▶ _WRITTEN PROBLEM_
Search the data for the word "Protected" and copy every line that contains it.

>> start SUPPLIED MATERIAL

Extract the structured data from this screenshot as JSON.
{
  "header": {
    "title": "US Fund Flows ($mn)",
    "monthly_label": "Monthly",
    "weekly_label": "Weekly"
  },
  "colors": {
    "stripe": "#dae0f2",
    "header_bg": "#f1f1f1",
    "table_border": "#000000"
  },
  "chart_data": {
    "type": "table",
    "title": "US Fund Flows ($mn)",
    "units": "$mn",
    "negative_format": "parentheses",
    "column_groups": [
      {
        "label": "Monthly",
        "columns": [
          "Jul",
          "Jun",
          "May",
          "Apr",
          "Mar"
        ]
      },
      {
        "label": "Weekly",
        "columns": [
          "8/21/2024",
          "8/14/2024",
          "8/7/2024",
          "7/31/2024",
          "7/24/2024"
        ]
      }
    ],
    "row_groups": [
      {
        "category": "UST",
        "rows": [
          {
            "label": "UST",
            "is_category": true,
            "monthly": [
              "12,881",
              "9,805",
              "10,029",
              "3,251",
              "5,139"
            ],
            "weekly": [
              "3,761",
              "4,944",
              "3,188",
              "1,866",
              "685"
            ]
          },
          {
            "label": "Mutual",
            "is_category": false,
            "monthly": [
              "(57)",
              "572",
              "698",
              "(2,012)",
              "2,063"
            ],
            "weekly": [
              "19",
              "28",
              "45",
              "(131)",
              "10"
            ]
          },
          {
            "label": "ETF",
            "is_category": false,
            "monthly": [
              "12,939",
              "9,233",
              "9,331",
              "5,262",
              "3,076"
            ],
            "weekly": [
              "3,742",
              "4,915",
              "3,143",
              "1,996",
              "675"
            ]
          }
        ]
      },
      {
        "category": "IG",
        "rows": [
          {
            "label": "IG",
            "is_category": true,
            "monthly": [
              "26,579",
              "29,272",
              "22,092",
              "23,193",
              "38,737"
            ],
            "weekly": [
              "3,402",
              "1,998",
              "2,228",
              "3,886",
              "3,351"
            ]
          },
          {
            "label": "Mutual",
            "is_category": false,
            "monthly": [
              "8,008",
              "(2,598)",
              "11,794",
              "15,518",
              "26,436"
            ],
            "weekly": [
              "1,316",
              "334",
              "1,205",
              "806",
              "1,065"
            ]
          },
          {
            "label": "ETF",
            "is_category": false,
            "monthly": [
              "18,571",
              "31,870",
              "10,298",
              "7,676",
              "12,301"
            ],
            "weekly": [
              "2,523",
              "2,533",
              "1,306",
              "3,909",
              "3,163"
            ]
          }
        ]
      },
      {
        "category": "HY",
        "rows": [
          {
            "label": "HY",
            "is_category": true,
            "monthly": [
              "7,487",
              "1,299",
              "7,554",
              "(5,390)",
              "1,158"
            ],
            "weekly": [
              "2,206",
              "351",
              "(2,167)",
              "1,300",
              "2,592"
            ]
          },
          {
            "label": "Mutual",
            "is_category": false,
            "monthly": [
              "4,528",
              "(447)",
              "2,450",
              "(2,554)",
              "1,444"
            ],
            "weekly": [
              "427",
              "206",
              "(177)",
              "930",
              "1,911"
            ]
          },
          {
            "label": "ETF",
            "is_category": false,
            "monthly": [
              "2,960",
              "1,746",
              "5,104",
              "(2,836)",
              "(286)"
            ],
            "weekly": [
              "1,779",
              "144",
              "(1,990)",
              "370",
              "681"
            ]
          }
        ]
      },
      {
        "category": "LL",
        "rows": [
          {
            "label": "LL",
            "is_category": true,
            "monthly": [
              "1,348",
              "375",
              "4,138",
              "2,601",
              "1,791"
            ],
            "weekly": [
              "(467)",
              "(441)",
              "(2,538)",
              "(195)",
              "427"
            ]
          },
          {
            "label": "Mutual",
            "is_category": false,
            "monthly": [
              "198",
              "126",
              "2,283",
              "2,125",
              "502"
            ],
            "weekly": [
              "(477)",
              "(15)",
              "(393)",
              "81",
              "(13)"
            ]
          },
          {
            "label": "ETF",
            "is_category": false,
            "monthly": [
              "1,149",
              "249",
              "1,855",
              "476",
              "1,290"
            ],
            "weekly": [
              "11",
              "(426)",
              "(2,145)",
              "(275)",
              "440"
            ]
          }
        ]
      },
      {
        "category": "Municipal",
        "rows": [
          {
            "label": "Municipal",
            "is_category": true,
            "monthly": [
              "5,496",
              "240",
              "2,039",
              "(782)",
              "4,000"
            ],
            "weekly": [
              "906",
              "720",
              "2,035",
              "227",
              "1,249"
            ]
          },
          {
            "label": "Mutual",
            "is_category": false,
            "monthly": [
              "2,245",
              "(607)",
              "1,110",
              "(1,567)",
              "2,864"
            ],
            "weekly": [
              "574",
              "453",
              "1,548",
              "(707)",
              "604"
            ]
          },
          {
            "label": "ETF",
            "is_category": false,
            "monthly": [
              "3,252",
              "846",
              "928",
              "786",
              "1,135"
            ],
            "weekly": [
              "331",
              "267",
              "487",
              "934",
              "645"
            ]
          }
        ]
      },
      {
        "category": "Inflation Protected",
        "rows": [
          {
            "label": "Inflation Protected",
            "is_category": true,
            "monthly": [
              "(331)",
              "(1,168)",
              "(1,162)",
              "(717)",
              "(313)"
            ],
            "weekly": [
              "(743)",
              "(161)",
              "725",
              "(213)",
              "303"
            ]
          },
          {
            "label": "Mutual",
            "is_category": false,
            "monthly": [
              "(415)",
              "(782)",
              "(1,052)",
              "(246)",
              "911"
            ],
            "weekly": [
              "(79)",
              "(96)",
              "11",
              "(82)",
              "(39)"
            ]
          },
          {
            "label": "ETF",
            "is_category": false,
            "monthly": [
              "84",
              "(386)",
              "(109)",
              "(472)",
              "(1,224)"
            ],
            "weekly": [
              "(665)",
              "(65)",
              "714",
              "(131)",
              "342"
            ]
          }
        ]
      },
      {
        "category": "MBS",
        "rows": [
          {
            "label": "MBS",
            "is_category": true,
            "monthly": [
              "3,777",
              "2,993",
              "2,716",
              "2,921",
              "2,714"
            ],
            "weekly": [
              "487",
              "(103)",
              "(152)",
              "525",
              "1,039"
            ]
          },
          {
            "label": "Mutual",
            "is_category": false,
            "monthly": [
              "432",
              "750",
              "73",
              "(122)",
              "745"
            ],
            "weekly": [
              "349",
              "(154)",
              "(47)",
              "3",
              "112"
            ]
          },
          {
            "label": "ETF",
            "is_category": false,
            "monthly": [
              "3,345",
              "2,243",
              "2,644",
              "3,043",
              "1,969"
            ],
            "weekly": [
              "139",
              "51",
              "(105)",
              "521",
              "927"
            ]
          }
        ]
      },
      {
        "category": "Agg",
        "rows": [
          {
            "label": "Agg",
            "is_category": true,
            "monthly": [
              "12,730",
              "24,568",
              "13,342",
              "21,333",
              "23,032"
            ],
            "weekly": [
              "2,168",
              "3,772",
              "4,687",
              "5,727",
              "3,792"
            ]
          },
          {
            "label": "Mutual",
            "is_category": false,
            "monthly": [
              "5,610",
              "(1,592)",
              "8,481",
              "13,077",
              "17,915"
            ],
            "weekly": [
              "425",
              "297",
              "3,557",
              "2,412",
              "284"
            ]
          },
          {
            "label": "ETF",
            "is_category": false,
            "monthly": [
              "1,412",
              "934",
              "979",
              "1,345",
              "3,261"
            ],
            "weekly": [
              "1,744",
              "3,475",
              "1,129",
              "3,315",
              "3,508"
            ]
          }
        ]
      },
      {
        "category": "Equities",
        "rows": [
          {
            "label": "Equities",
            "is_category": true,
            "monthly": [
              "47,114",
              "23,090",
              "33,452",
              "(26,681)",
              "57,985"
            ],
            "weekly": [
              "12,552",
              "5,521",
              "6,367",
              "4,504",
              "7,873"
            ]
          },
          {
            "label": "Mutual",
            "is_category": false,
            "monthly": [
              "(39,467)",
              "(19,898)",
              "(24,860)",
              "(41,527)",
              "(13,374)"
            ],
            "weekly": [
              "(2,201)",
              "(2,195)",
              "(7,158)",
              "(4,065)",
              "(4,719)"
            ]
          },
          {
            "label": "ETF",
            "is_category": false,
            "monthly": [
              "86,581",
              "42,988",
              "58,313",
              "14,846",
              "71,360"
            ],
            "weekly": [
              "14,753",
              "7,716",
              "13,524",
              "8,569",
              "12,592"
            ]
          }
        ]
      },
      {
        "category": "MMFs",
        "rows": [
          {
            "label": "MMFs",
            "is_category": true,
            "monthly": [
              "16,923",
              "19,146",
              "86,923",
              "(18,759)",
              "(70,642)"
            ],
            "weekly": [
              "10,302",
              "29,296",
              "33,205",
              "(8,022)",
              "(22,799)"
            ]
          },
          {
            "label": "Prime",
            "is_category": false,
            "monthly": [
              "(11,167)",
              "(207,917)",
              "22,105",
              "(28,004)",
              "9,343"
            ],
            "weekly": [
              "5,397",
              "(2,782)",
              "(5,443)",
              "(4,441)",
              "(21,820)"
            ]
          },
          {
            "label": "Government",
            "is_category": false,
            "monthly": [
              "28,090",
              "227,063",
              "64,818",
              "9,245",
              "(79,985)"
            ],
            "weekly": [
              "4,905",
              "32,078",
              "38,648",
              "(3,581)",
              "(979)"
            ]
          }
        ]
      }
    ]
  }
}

>> end SUPPLIED MATERIAL

▶ _EXPECTED OUTPUT_
        "category": "Inflation Protected",
            "label": "Inflation Protected",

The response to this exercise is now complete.